The problem: Your answer should be a single number: the count of lines containing the string "ulkomaankaupasta".
#### Material supplied ####
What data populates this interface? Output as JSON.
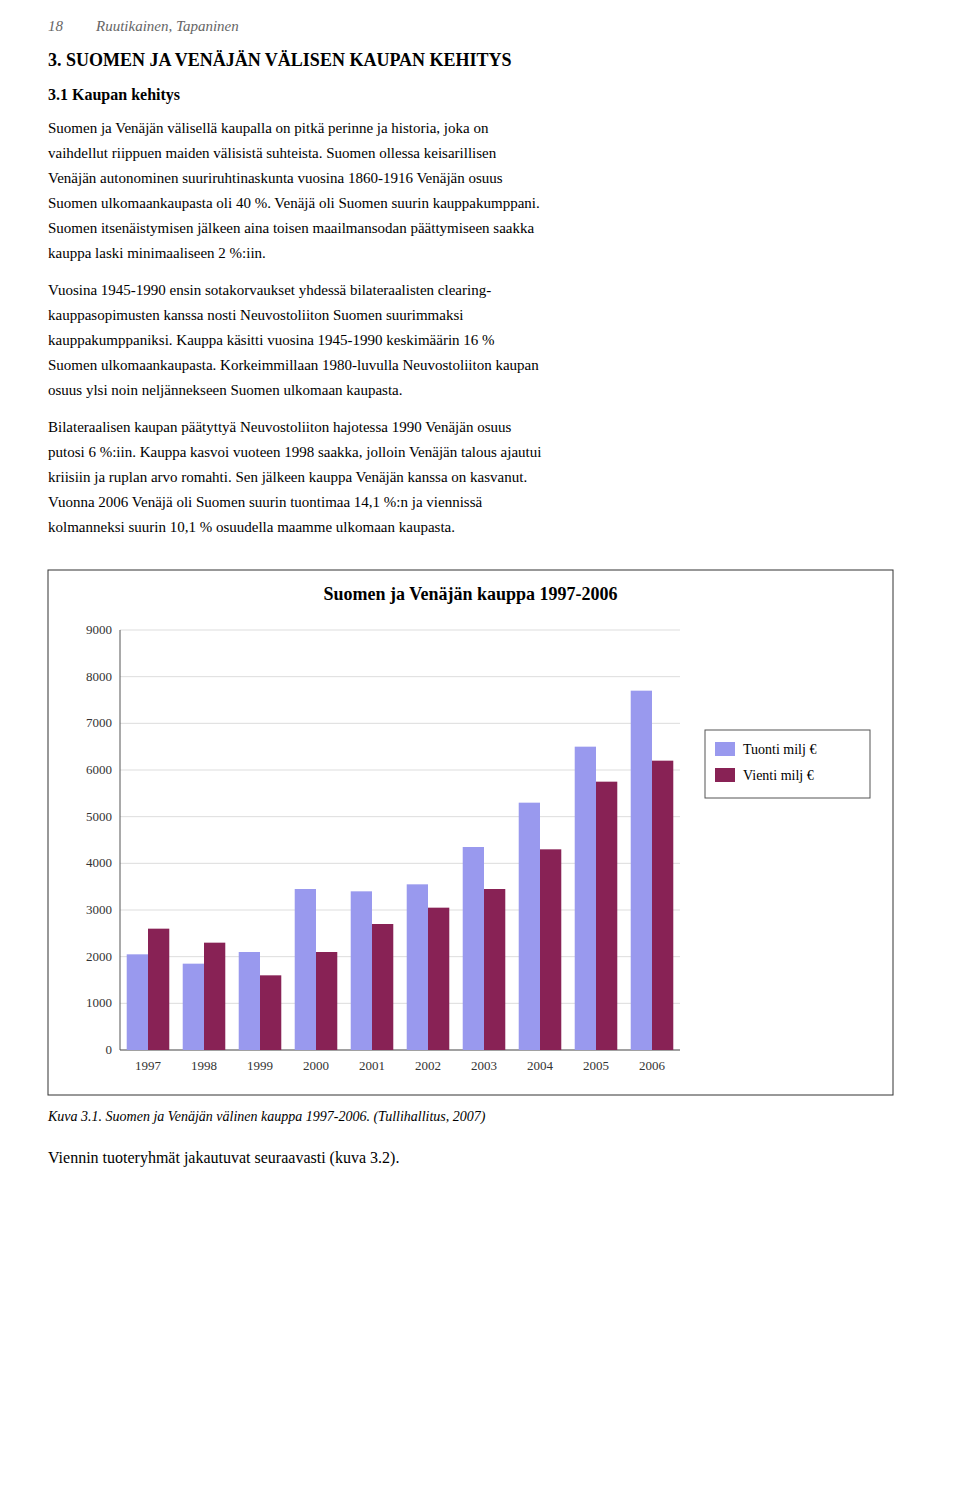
{
  "page": {
    "page_number": "18",
    "page_header": "Ruutikainen, Tapaninen",
    "section_title": "3. SUOMEN JA VENÄJÄN VÄLISEN KAUPAN KEHITYS",
    "subsection_title": "3.1 Kaupan kehitys",
    "paragraphs": [
      [
        "Suomen ja Venäjän välisellä kaupalla on pitkä perinne ja historia, joka on",
        "vaihdellut riippuen maiden välisistä suhteista. Suomen ollessa keisarillisen",
        "Venäjän autonominen suuriruhtinaskunta vuosina 1860-1916 Venäjän osuus",
        "Suomen ulkomaankaupasta oli 40 %. Venäjä oli Suomen suurin kauppakumppani.",
        "Suomen itsenäistymisen jälkeen aina toisen maailmansodan päättymiseen saakka",
        "kauppa laski minimaaliseen 2 %:iin."
      ],
      [
        "Vuosina 1945-1990 ensin sotakorvaukset yhdessä bilateraalisten clearing-",
        "kauppasopimusten kanssa nosti Neuvostoliiton Suomen suurimmaksi",
        "kauppakumppaniksi. Kauppa käsitti vuosina 1945-1990 keskimäärin 16 %",
        "Suomen ulkomaankaupasta. Korkeimmillaan 1980-luvulla Neuvostoliiton kaupan",
        "osuus ylsi noin neljännekseen Suomen ulkomaan kaupasta."
      ],
      [
        "Bilateraalisen kaupan päätyttyä Neuvostoliiton hajotessa 1990 Venäjän osuus",
        "putosi 6 %:iin. Kauppa kasvoi vuoteen 1998 saakka, jolloin Venäjän talous ajautui",
        "kriisiin ja ruplan arvo romahti. Sen jälkeen kauppa Venäjän kanssa on kasvanut.",
        "Vuonna 2006 Venäjä oli Suomen suurin tuontimaa 14,1 %:n ja viennissä",
        "kolmanneksi suurin 10,1 % osuudella maamme ulkomaan kaupasta."
      ]
    ],
    "caption": "Kuva 3.1. Suomen ja Venäjän välinen kauppa 1997-2006. (Tullihallitus, 2007)",
    "footer_text": "Viennin tuoteryhmät jakautuvat seuraavasti (kuva 3.2)."
  },
  "chart_data": {
    "type": "bar",
    "title": "Suomen ja Venäjän kauppa 1997-2006",
    "categories": [
      "1997",
      "1998",
      "1999",
      "2000",
      "2001",
      "2002",
      "2003",
      "2004",
      "2005",
      "2006"
    ],
    "series": [
      {
        "name": "Tuonti milj €",
        "color": "#9999EE",
        "values": [
          2050,
          1850,
          2100,
          3450,
          3400,
          3550,
          4350,
          5300,
          6500,
          7700
        ]
      },
      {
        "name": "Vienti milj €",
        "color": "#882255",
        "values": [
          2600,
          2300,
          1600,
          2100,
          2700,
          3050,
          3450,
          4300,
          5750,
          6200
        ]
      }
    ],
    "ylim": [
      0,
      9000
    ],
    "yticks": [
      0,
      1000,
      2000,
      3000,
      4000,
      5000,
      6000,
      7000,
      8000,
      9000
    ],
    "grid": true,
    "legend": "right"
  }
}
####
Written response: 2